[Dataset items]
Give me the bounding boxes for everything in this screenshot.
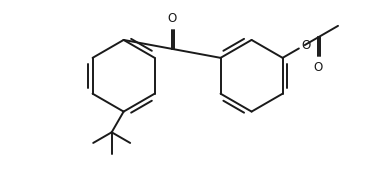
Text: O: O — [314, 61, 323, 74]
Text: O: O — [302, 39, 311, 52]
Text: O: O — [168, 12, 177, 25]
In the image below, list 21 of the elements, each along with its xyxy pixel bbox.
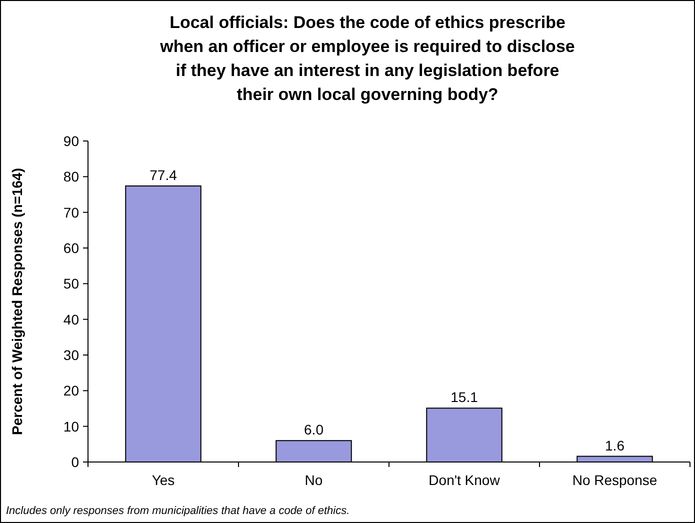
chart-title: Local officials: Does the code of ethics prescribe when an officer or employee is required to disclose if they have an interest in any legislation before their own local governing body?: [159, 13, 575, 104]
y-tick-label: 50: [63, 276, 80, 292]
y-tick-label: 90: [63, 133, 80, 149]
y-tick-label: 40: [63, 311, 80, 328]
x-tick-label: No: [304, 472, 323, 488]
x-tick-label: Don't Know: [428, 472, 501, 488]
y-tick-label: 80: [63, 168, 80, 185]
x-tick-label: No Response: [572, 472, 658, 488]
y-axis-title: Percent of Weighted Responses (n=164): [9, 168, 25, 435]
text: Includes only responses from municipalities that have a code of ethics.: [6, 505, 350, 517]
y-tick-label: 20: [63, 382, 80, 399]
y-tick-label: 30: [63, 347, 80, 363]
data-label: 77.4: [150, 166, 178, 183]
y-tick-label: 10: [63, 418, 80, 434]
y-tick-label: 70: [63, 204, 80, 220]
data-label: 15.1: [450, 389, 478, 406]
y-tick-label: 60: [63, 240, 80, 256]
data-label: 1.6: [605, 437, 625, 454]
y-tick-label: 0: [71, 454, 80, 470]
x-tick-label: Yes: [152, 472, 175, 488]
data-label: 6.0: [304, 422, 324, 438]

### TASK TO CARRY OUT
Rewrite the part of the data that opens with the line containing "Text: O: O — [314, 61, 323, 74]" and closes with the line containing "In the image", replacing "elements" with "items" and keeping everything else the same.

### COMPLETE ANSWER
Text: O: O — [314, 61, 323, 74]
Text: O: O — [302, 39, 311, 52]
Text: O: O — [168, 12, 177, 25]
In the image below, list 21 of the items, each along with its xyxy pixel bbox.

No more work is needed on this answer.